*Written instruction*
Gather from the listing below each line that includes the word "content", and copy it.

***

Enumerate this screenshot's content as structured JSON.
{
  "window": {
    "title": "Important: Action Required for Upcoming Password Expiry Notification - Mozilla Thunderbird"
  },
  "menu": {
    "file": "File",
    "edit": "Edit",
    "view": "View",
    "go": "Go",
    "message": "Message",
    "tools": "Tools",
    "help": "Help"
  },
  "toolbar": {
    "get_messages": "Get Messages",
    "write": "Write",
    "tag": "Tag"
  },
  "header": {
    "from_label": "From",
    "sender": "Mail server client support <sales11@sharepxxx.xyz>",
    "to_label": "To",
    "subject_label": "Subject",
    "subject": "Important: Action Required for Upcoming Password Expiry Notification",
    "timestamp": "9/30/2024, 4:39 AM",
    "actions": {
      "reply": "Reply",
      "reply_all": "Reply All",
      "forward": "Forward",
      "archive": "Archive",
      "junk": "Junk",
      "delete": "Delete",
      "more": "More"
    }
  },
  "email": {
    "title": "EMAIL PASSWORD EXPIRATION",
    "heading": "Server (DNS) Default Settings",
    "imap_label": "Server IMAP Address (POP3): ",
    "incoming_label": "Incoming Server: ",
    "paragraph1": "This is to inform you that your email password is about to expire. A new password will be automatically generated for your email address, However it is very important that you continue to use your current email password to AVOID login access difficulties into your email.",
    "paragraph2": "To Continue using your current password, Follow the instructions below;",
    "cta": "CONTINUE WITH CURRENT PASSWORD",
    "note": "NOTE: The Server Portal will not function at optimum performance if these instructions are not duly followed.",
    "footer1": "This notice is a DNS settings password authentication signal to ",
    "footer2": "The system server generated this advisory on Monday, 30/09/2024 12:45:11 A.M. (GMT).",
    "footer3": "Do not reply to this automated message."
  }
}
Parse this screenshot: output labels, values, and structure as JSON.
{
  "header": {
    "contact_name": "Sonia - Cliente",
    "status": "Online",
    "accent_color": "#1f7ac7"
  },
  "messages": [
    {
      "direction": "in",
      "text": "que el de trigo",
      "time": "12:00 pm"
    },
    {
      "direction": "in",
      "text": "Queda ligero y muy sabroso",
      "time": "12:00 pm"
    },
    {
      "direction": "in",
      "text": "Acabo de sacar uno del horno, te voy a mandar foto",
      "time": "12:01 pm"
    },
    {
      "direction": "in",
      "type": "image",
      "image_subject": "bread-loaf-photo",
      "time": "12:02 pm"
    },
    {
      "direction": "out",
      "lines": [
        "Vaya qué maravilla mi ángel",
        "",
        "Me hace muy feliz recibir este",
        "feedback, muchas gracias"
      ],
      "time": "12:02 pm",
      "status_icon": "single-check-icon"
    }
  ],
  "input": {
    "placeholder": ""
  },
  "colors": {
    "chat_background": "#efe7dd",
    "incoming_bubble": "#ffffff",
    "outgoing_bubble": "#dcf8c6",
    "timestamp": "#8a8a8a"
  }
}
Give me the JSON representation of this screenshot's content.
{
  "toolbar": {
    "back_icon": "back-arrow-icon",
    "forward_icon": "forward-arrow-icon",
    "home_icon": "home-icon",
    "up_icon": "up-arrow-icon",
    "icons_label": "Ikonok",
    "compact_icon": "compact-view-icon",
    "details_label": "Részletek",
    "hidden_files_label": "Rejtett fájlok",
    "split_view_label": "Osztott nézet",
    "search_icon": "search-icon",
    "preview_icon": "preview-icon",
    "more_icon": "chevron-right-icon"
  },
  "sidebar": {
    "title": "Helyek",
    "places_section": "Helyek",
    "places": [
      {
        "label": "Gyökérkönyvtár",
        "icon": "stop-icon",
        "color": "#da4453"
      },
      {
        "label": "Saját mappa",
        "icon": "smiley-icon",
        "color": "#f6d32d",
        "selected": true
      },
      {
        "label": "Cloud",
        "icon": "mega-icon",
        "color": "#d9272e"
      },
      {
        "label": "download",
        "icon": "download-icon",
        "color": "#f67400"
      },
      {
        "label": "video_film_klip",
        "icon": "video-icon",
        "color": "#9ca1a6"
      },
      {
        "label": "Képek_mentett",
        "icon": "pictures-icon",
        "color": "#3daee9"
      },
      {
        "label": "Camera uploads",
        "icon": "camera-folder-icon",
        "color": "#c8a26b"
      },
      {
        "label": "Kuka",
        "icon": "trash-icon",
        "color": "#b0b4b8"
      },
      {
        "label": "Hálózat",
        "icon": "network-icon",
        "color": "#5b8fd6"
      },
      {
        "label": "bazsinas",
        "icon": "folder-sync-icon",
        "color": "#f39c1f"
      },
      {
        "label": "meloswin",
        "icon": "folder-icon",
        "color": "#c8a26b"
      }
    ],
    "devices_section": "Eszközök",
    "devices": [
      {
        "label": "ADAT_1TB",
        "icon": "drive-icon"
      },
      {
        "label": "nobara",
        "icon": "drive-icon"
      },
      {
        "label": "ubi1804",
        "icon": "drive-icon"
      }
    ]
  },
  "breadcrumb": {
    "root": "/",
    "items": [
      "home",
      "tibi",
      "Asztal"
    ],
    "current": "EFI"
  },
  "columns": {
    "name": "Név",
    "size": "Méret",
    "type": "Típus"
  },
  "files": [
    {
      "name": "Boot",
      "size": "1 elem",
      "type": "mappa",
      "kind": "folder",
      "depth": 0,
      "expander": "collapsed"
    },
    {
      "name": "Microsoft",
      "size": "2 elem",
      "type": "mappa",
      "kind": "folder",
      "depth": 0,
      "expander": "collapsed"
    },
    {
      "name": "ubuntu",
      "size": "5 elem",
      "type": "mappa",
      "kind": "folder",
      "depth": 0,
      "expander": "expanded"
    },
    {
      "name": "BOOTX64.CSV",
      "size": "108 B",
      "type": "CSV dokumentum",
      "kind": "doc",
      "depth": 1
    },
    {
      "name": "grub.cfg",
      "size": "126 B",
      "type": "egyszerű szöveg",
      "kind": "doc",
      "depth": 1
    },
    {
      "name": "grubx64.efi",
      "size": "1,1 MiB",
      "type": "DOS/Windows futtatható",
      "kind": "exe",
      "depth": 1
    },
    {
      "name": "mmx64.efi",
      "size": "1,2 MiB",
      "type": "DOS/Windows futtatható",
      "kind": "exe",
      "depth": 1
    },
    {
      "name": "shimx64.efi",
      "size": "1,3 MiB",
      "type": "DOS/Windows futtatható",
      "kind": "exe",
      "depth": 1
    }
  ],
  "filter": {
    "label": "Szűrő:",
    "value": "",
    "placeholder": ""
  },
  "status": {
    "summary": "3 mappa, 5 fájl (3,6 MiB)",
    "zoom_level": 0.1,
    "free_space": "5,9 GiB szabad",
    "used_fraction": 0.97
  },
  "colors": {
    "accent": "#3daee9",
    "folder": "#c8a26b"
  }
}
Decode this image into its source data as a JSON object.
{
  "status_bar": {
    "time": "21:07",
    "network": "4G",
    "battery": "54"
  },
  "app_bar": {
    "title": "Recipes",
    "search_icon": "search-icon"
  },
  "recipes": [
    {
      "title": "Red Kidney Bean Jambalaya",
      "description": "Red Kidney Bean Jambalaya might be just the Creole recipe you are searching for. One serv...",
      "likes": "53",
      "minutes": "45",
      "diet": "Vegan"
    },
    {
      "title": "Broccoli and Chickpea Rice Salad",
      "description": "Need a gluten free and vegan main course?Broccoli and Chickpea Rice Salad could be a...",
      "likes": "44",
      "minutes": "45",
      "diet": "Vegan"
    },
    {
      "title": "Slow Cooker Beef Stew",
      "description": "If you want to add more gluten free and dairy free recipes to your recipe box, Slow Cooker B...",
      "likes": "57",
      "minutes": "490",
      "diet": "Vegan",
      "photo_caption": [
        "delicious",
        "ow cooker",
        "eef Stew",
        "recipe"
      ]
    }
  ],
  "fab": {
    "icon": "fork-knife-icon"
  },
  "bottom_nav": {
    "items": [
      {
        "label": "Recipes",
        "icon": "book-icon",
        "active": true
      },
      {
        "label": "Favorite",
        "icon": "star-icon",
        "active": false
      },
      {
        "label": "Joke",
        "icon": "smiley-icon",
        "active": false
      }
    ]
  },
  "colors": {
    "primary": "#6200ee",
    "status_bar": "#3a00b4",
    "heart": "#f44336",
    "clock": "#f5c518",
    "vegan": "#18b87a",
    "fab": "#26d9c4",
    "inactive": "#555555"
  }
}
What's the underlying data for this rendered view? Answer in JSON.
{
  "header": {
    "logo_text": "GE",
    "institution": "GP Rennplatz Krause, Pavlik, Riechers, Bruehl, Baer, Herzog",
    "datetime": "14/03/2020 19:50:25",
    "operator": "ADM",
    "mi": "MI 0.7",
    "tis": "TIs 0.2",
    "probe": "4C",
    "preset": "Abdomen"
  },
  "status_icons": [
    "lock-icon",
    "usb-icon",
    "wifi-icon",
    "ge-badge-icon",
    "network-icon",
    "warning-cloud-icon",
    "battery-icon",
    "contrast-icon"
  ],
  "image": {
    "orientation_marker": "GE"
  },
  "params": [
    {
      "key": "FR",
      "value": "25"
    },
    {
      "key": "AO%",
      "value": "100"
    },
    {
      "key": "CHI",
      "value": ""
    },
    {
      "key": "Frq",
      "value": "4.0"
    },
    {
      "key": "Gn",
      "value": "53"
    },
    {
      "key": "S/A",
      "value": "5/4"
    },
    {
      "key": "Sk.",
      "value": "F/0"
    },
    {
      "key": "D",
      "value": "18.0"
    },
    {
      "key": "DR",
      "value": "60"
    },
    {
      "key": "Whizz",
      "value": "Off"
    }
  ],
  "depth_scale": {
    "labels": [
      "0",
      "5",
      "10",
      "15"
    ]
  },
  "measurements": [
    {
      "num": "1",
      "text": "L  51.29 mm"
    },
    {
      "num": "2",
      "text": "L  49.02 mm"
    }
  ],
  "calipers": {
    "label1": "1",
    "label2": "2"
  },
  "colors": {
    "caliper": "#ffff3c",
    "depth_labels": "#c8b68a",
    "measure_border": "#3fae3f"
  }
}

***

*Answer below*
Enumerate this screenshot's content as structured JSON.
Give me the JSON representation of this screenshot's content.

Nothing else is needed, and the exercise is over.